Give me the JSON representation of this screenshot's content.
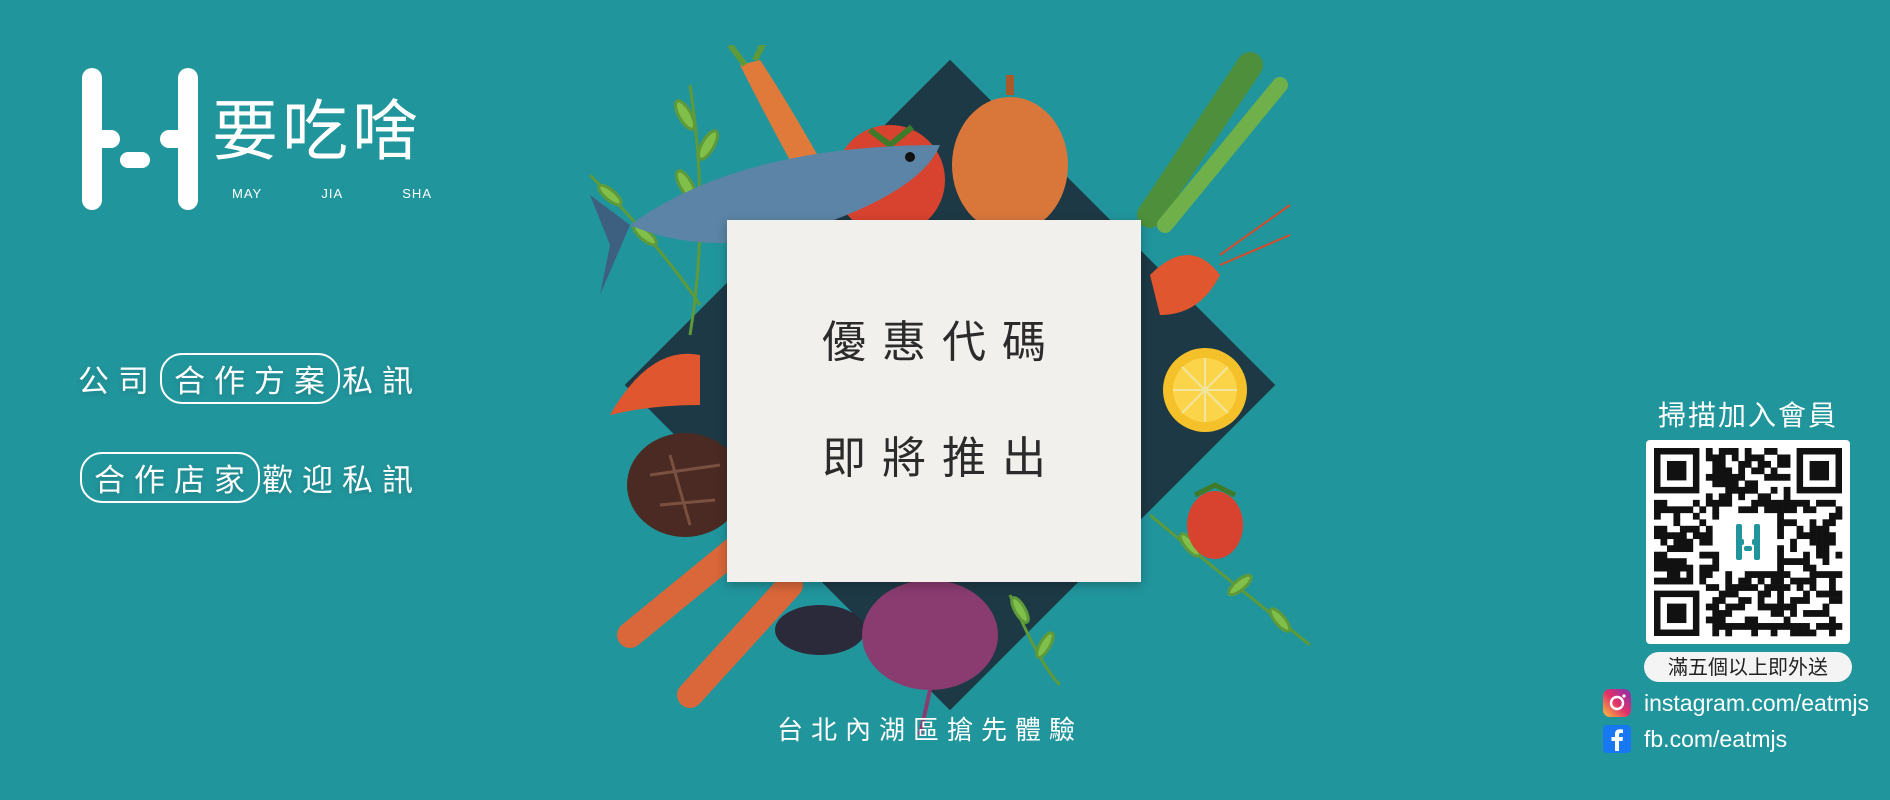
{
  "brand": {
    "name_cn": "要吃啥",
    "roman": [
      "MAY",
      "JIA",
      "SHA"
    ]
  },
  "promo": {
    "line1": {
      "before": "公司",
      "boxed": "合作方案",
      "after": "私訊"
    },
    "line2": {
      "before": "",
      "boxed": "合作店家",
      "after": "歡迎私訊"
    }
  },
  "card": {
    "line1": "優惠代碼",
    "line2": "即將推出"
  },
  "location_text": "台北內湖區搶先體驗",
  "member": {
    "title": "掃描加入會員",
    "badge": "滿五個以上即外送"
  },
  "social": {
    "instagram": "instagram.com/eatmjs",
    "facebook": "fb.com/eatmjs"
  },
  "colors": {
    "background": "#21959c",
    "card": "#f2f0ec",
    "text": "#ffffff",
    "card_text": "#2b2b2b"
  },
  "icons": [
    "instagram-icon",
    "facebook-icon",
    "logo-mark",
    "qr-code"
  ]
}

■ ■ ■ ■ ■

#### [Exercise objective]
Pick every line with "facebook" in it and copy it.

#### [Answer below]
    "facebook": "fb.com/eatmjs"
    "facebook-icon",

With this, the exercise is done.